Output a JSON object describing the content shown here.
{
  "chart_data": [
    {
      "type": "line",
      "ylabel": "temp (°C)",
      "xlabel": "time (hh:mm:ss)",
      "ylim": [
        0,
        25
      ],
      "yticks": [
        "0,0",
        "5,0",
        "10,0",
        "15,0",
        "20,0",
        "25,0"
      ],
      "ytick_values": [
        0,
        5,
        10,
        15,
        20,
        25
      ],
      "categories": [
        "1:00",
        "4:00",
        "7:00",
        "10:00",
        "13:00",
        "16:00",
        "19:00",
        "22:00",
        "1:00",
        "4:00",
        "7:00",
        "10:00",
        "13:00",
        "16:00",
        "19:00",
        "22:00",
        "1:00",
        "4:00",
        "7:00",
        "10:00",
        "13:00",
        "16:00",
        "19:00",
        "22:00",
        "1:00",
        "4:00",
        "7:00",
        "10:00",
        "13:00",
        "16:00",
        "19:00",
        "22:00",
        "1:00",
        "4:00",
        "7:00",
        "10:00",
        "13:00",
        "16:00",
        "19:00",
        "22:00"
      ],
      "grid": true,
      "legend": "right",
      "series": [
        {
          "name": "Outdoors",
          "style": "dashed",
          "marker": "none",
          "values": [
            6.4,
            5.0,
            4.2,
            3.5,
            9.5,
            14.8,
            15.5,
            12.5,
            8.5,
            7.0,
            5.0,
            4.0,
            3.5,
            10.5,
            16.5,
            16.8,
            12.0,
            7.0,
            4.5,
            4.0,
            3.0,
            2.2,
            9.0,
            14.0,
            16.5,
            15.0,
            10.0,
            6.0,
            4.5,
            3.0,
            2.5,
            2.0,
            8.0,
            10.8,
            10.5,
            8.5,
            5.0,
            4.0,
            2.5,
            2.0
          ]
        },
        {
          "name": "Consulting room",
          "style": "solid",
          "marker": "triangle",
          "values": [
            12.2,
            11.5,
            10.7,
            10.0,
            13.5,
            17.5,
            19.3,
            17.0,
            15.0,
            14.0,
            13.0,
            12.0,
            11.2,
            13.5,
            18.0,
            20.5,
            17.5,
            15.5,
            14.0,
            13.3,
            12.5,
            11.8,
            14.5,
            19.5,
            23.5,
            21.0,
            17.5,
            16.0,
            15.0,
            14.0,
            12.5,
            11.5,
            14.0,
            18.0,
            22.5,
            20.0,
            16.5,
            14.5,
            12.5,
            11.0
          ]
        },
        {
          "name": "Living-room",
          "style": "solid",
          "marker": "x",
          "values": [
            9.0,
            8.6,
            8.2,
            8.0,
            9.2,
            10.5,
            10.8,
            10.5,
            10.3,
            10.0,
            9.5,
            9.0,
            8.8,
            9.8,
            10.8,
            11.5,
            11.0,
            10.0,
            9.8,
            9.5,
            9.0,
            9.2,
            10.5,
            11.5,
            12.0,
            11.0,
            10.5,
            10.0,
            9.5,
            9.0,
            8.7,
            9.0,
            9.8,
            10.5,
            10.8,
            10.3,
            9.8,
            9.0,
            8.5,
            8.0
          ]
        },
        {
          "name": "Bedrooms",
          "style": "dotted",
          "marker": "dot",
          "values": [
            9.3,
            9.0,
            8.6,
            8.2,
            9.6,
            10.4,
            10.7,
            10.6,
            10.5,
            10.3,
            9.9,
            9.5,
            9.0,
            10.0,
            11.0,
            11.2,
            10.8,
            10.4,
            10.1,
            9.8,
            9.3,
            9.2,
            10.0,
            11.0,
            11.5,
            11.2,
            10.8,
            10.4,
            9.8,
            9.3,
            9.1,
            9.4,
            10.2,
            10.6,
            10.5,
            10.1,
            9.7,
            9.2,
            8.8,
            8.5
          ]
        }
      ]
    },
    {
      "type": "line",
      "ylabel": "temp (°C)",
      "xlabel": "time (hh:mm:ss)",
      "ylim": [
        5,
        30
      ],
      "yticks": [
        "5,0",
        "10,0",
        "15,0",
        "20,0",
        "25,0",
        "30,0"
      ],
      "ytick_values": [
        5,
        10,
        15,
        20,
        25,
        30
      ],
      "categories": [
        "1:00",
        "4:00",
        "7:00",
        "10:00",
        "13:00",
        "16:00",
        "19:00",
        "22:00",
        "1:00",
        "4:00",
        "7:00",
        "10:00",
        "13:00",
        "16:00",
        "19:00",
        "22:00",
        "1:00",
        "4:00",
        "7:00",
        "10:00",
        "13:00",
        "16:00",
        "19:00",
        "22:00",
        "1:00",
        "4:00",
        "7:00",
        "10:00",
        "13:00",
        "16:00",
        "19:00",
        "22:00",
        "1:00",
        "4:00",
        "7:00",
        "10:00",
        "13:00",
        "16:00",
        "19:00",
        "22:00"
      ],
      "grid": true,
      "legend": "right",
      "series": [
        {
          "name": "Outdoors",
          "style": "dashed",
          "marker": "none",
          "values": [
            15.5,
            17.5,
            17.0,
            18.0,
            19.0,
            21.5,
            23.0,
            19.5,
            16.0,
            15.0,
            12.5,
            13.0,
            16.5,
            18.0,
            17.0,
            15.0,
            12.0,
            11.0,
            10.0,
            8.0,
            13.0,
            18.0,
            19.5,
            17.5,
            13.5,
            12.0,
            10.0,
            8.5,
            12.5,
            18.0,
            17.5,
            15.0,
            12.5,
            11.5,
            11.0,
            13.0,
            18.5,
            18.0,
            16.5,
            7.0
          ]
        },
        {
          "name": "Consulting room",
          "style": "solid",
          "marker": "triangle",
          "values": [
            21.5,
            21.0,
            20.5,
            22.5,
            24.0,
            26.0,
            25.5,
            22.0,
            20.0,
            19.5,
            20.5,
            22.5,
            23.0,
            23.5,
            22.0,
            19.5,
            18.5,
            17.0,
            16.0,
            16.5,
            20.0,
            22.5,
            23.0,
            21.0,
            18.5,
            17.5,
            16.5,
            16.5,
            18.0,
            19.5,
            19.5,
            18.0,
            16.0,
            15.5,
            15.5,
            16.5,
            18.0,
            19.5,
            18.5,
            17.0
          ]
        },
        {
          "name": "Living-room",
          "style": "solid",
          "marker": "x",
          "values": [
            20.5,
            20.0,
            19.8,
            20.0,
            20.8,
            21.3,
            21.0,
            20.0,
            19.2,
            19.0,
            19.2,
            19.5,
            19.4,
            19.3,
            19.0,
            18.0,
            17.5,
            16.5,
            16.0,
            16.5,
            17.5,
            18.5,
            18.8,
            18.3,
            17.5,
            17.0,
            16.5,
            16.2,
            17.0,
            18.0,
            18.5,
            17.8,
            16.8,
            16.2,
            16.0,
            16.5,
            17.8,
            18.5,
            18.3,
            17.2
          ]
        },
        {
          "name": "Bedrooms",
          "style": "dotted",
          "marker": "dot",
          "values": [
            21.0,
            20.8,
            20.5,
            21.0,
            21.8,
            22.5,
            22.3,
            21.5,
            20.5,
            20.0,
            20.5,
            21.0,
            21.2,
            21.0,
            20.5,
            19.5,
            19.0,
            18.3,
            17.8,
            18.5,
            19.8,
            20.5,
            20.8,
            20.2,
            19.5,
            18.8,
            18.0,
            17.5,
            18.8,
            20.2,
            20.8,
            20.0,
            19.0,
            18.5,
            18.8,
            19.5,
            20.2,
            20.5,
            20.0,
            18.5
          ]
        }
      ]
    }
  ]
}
# # # # # # #
Give the data again, exactly as it stands.

Output a JSON object describing the content shown here.
{
  "chart_data": [
    {
      "type": "line",
      "ylabel": "temp (°C)",
      "xlabel": "time (hh:mm:ss)",
      "ylim": [
        0,
        25
      ],
      "yticks": [
        "0,0",
        "5,0",
        "10,0",
        "15,0",
        "20,0",
        "25,0"
      ],
      "ytick_values": [
        0,
        5,
        10,
        15,
        20,
        25
      ],
      "categories": [
        "1:00",
        "4:00",
        "7:00",
        "10:00",
        "13:00",
        "16:00",
        "19:00",
        "22:00",
        "1:00",
        "4:00",
        "7:00",
        "10:00",
        "13:00",
        "16:00",
        "19:00",
        "22:00",
        "1:00",
        "4:00",
        "7:00",
        "10:00",
        "13:00",
        "16:00",
        "19:00",
        "22:00",
        "1:00",
        "4:00",
        "7:00",
        "10:00",
        "13:00",
        "16:00",
        "19:00",
        "22:00",
        "1:00",
        "4:00",
        "7:00",
        "10:00",
        "13:00",
        "16:00",
        "19:00",
        "22:00"
      ],
      "grid": true,
      "legend": "right",
      "series": [
        {
          "name": "Outdoors",
          "style": "dashed",
          "marker": "none",
          "values": [
            6.4,
            5.0,
            4.2,
            3.5,
            9.5,
            14.8,
            15.5,
            12.5,
            8.5,
            7.0,
            5.0,
            4.0,
            3.5,
            10.5,
            16.5,
            16.8,
            12.0,
            7.0,
            4.5,
            4.0,
            3.0,
            2.2,
            9.0,
            14.0,
            16.5,
            15.0,
            10.0,
            6.0,
            4.5,
            3.0,
            2.5,
            2.0,
            8.0,
            10.8,
            10.5,
            8.5,
            5.0,
            4.0,
            2.5,
            2.0
          ]
        },
        {
          "name": "Consulting room",
          "style": "solid",
          "marker": "triangle",
          "values": [
            12.2,
            11.5,
            10.7,
            10.0,
            13.5,
            17.5,
            19.3,
            17.0,
            15.0,
            14.0,
            13.0,
            12.0,
            11.2,
            13.5,
            18.0,
            20.5,
            17.5,
            15.5,
            14.0,
            13.3,
            12.5,
            11.8,
            14.5,
            19.5,
            23.5,
            21.0,
            17.5,
            16.0,
            15.0,
            14.0,
            12.5,
            11.5,
            14.0,
            18.0,
            22.5,
            20.0,
            16.5,
            14.5,
            12.5,
            11.0
          ]
        },
        {
          "name": "Living-room",
          "style": "solid",
          "marker": "x",
          "values": [
            9.0,
            8.6,
            8.2,
            8.0,
            9.2,
            10.5,
            10.8,
            10.5,
            10.3,
            10.0,
            9.5,
            9.0,
            8.8,
            9.8,
            10.8,
            11.5,
            11.0,
            10.0,
            9.8,
            9.5,
            9.0,
            9.2,
            10.5,
            11.5,
            12.0,
            11.0,
            10.5,
            10.0,
            9.5,
            9.0,
            8.7,
            9.0,
            9.8,
            10.5,
            10.8,
            10.3,
            9.8,
            9.0,
            8.5,
            8.0
          ]
        },
        {
          "name": "Bedrooms",
          "style": "dotted",
          "marker": "dot",
          "values": [
            9.3,
            9.0,
            8.6,
            8.2,
            9.6,
            10.4,
            10.7,
            10.6,
            10.5,
            10.3,
            9.9,
            9.5,
            9.0,
            10.0,
            11.0,
            11.2,
            10.8,
            10.4,
            10.1,
            9.8,
            9.3,
            9.2,
            10.0,
            11.0,
            11.5,
            11.2,
            10.8,
            10.4,
            9.8,
            9.3,
            9.1,
            9.4,
            10.2,
            10.6,
            10.5,
            10.1,
            9.7,
            9.2,
            8.8,
            8.5
          ]
        }
      ]
    },
    {
      "type": "line",
      "ylabel": "temp (°C)",
      "xlabel": "time (hh:mm:ss)",
      "ylim": [
        5,
        30
      ],
      "yticks": [
        "5,0",
        "10,0",
        "15,0",
        "20,0",
        "25,0",
        "30,0"
      ],
      "ytick_values": [
        5,
        10,
        15,
        20,
        25,
        30
      ],
      "categories": [
        "1:00",
        "4:00",
        "7:00",
        "10:00",
        "13:00",
        "16:00",
        "19:00",
        "22:00",
        "1:00",
        "4:00",
        "7:00",
        "10:00",
        "13:00",
        "16:00",
        "19:00",
        "22:00",
        "1:00",
        "4:00",
        "7:00",
        "10:00",
        "13:00",
        "16:00",
        "19:00",
        "22:00",
        "1:00",
        "4:00",
        "7:00",
        "10:00",
        "13:00",
        "16:00",
        "19:00",
        "22:00",
        "1:00",
        "4:00",
        "7:00",
        "10:00",
        "13:00",
        "16:00",
        "19:00",
        "22:00"
      ],
      "grid": true,
      "legend": "right",
      "series": [
        {
          "name": "Outdoors",
          "style": "dashed",
          "marker": "none",
          "values": [
            15.5,
            17.5,
            17.0,
            18.0,
            19.0,
            21.5,
            23.0,
            19.5,
            16.0,
            15.0,
            12.5,
            13.0,
            16.5,
            18.0,
            17.0,
            15.0,
            12.0,
            11.0,
            10.0,
            8.0,
            13.0,
            18.0,
            19.5,
            17.5,
            13.5,
            12.0,
            10.0,
            8.5,
            12.5,
            18.0,
            17.5,
            15.0,
            12.5,
            11.5,
            11.0,
            13.0,
            18.5,
            18.0,
            16.5,
            7.0
          ]
        },
        {
          "name": "Consulting room",
          "style": "solid",
          "marker": "triangle",
          "values": [
            21.5,
            21.0,
            20.5,
            22.5,
            24.0,
            26.0,
            25.5,
            22.0,
            20.0,
            19.5,
            20.5,
            22.5,
            23.0,
            23.5,
            22.0,
            19.5,
            18.5,
            17.0,
            16.0,
            16.5,
            20.0,
            22.5,
            23.0,
            21.0,
            18.5,
            17.5,
            16.5,
            16.5,
            18.0,
            19.5,
            19.5,
            18.0,
            16.0,
            15.5,
            15.5,
            16.5,
            18.0,
            19.5,
            18.5,
            17.0
          ]
        },
        {
          "name": "Living-room",
          "style": "solid",
          "marker": "x",
          "values": [
            20.5,
            20.0,
            19.8,
            20.0,
            20.8,
            21.3,
            21.0,
            20.0,
            19.2,
            19.0,
            19.2,
            19.5,
            19.4,
            19.3,
            19.0,
            18.0,
            17.5,
            16.5,
            16.0,
            16.5,
            17.5,
            18.5,
            18.8,
            18.3,
            17.5,
            17.0,
            16.5,
            16.2,
            17.0,
            18.0,
            18.5,
            17.8,
            16.8,
            16.2,
            16.0,
            16.5,
            17.8,
            18.5,
            18.3,
            17.2
          ]
        },
        {
          "name": "Bedrooms",
          "style": "dotted",
          "marker": "dot",
          "values": [
            21.0,
            20.8,
            20.5,
            21.0,
            21.8,
            22.5,
            22.3,
            21.5,
            20.5,
            20.0,
            20.5,
            21.0,
            21.2,
            21.0,
            20.5,
            19.5,
            19.0,
            18.3,
            17.8,
            18.5,
            19.8,
            20.5,
            20.8,
            20.2,
            19.5,
            18.8,
            18.0,
            17.5,
            18.8,
            20.2,
            20.8,
            20.0,
            19.0,
            18.5,
            18.8,
            19.5,
            20.2,
            20.5,
            20.0,
            18.5
          ]
        }
      ]
    }
  ]
}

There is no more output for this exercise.